■ STATED EXERCISE ■
Reproduce the listing below without changes, except that pictures are left out.

[Some records]
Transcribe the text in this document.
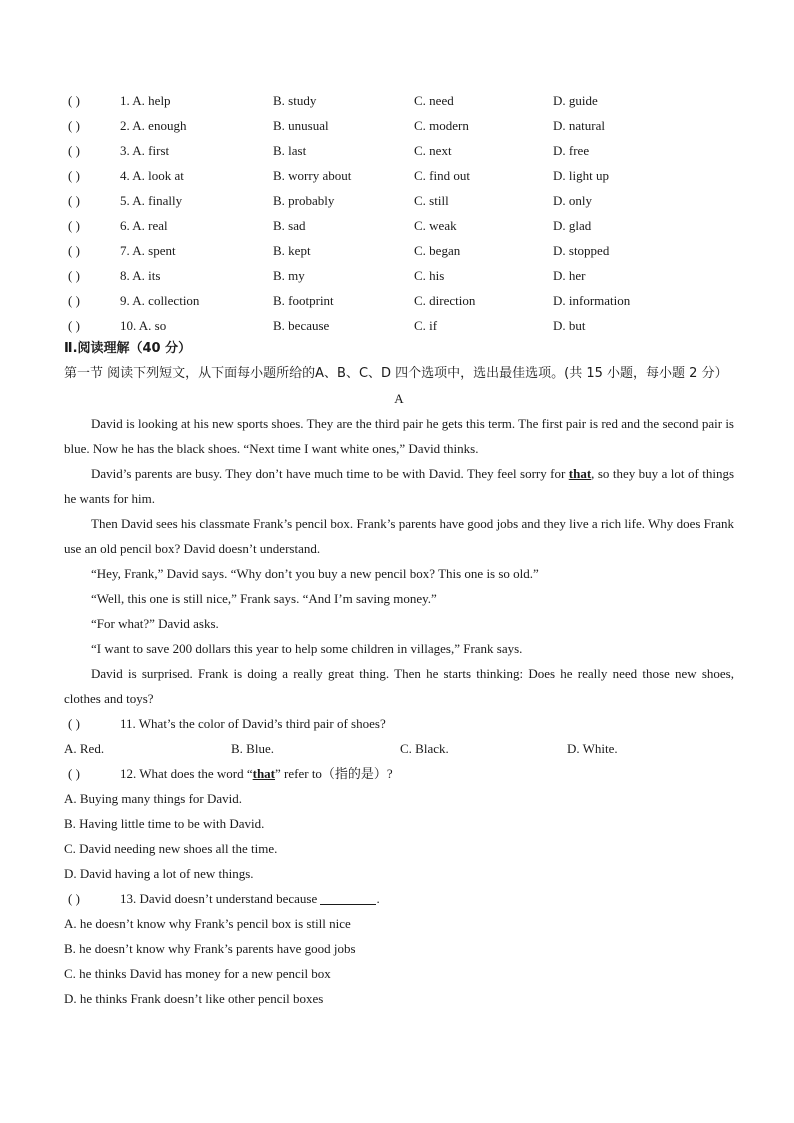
( )	1. A. help	B. study	C. need	D. guide
( )	2. A. enough	B. unusual	C. modern	D. natural
( )	3. A. first	B. last	C. next	D. free
( )	4. A. look at	B. worry about	C. find out	D. light up
( )	5. A. finally	B. probably	C. still	D. only
( )	6. A. real	B. sad	C. weak	D. glad
( )	7. A. spent	B. kept	C. began	D. stopped
( )	8. A. its	B. my	C. his	D. her
( )	9. A. collection	B. footprint	C. direction	D. information
( )	10. A. so	B. because	C. if	D. but
Ⅱ.阅读理解（40 分）
第一节 阅读下列短文，从下面每小题所给的A、B、C、D 四个选项中，选出最佳选项。(共 15 小题，每小题 2 分）
A
David is looking at his new sports shoes. They are the third pair he gets this term. The first pair is red and the second pair is blue. Now he has the black shoes. “Next time I want white ones,” David thinks.
David’s parents are busy. They don’t have much time to be with David. They feel sorry for that, so they buy a lot of things he wants for him.
Then David sees his classmate Frank’s pencil box. Frank’s parents have good jobs and they live a rich life. Why does Frank use an old pencil box? David doesn’t understand.
“Hey, Frank,” David says. “Why don’t you buy a new pencil box? This one is so old.”
“Well, this one is still nice,” Frank says. “And I’m saving money.”
“For what?” David asks.
“I want to save 200 dollars this year to help some children in villages,” Frank says.
David is surprised. Frank is doing a really great thing. Then he starts thinking: Does he really need those new shoes, clothes and toys?
( )	11. What’s the color of David’s third pair of shoes?
A. Red.	B. Blue.	C. Black.	D. White.
( )	12. What does the word “that” refer to（指的是）?
A. Buying many things for David.
B. Having little time to be with David.
C. David needing new shoes all the time.
D. David having a lot of new things.
( )	13. David doesn’t understand because	.
A. he doesn’t know why Frank’s pencil box is still nice
B. he doesn’t know why Frank’s parents have good jobs
C. he thinks David has money for a new pencil box
D. he thinks Frank doesn’t like other pencil boxes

■ ANSWER TO THIS TASK ■
Transcribe the text in this document.
( )	1. A. help	B. study	C. need	D. guide
( )	2. A. enough	B. unusual	C. modern	D. natural
( )	3. A. first	B. last	C. next	D. free
( )	4. A. look at	B. worry about	C. find out	D. light up
( )	5. A. finally	B. probably	C. still	D. only
( )	6. A. real	B. sad	C. weak	D. glad
( )	7. A. spent	B. kept	C. began	D. stopped
( )	8. A. its	B. my	C. his	D. her
( )	9. A. collection	B. footprint	C. direction	D. information
( )	10. A. so	B. because	C. if	D. but
Ⅱ.阅读理解（40 分）
第一节 阅读下列短文，从下面每小题所给的A、B、C、D 四个选项中，选出最佳选项。(共 15 小题，每小题 2 分）
A
David is looking at his new sports shoes. They are the third pair he gets this term. The first pair is red and the second pair is blue. Now he has the black shoes. “Next time I want white ones,” David thinks.
David’s parents are busy. They don’t have much time to be with David. They feel sorry for that, so they buy a lot of things he wants for him.
Then David sees his classmate Frank’s pencil box. Frank’s parents have good jobs and they live a rich life. Why does Frank use an old pencil box? David doesn’t understand.
“Hey, Frank,” David says. “Why don’t you buy a new pencil box? This one is so old.”
“Well, this one is still nice,” Frank says. “And I’m saving money.”
“For what?” David asks.
“I want to save 200 dollars this year to help some children in villages,” Frank says.
David is surprised. Frank is doing a really great thing. Then he starts thinking: Does he really need those new shoes, clothes and toys?
( )	11. What’s the color of David’s third pair of shoes?
A. Red.	B. Blue.	C. Black.	D. White.
( )	12. What does the word “that” refer to（指的是）?
A. Buying many things for David.
B. Having little time to be with David.
C. David needing new shoes all the time.
D. David having a lot of new things.
( )	13. David doesn’t understand because	.
A. he doesn’t know why Frank’s pencil box is still nice
B. he doesn’t know why Frank’s parents have good jobs
C. he thinks David has money for a new pencil box
D. he thinks Frank doesn’t like other pencil boxes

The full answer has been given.